### STATED TASK:
Print every record below exactly as written.

++++ MATERIAL SUPPLIED ++++

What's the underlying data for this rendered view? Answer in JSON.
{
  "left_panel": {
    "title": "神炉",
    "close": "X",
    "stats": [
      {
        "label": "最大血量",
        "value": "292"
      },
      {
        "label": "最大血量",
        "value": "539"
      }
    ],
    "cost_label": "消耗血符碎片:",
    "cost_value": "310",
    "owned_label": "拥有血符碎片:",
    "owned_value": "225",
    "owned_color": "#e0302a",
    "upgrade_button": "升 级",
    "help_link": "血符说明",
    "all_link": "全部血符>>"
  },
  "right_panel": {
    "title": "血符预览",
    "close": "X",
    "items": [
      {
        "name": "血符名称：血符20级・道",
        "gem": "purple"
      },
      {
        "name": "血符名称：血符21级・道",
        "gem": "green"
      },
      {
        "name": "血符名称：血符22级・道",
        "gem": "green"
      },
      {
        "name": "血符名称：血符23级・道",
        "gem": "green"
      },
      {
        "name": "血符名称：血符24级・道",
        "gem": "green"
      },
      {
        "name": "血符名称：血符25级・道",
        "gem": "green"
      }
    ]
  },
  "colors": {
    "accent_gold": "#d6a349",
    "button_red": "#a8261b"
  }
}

++++

### TASK RESULT:
What's the underlying data for this rendered view? Answer in JSON.
{
  "left_panel": {
    "title": "神炉",
    "close": "X",
    "stats": [
      {
        "label": "最大血量",
        "value": "292"
      },
      {
        "label": "最大血量",
        "value": "539"
      }
    ],
    "cost_label": "消耗血符碎片:",
    "cost_value": "310",
    "owned_label": "拥有血符碎片:",
    "owned_value": "225",
    "owned_color": "#e0302a",
    "upgrade_button": "升 级",
    "help_link": "血符说明",
    "all_link": "全部血符>>"
  },
  "right_panel": {
    "title": "血符预览",
    "close": "X",
    "items": [
      {
        "name": "血符名称：血符20级・道",
        "gem": "purple"
      },
      {
        "name": "血符名称：血符21级・道",
        "gem": "green"
      },
      {
        "name": "血符名称：血符22级・道",
        "gem": "green"
      },
      {
        "name": "血符名称：血符23级・道",
        "gem": "green"
      },
      {
        "name": "血符名称：血符24级・道",
        "gem": "green"
      },
      {
        "name": "血符名称：血符25级・道",
        "gem": "green"
      }
    ]
  },
  "colors": {
    "accent_gold": "#d6a349",
    "button_red": "#a8261b"
  }
}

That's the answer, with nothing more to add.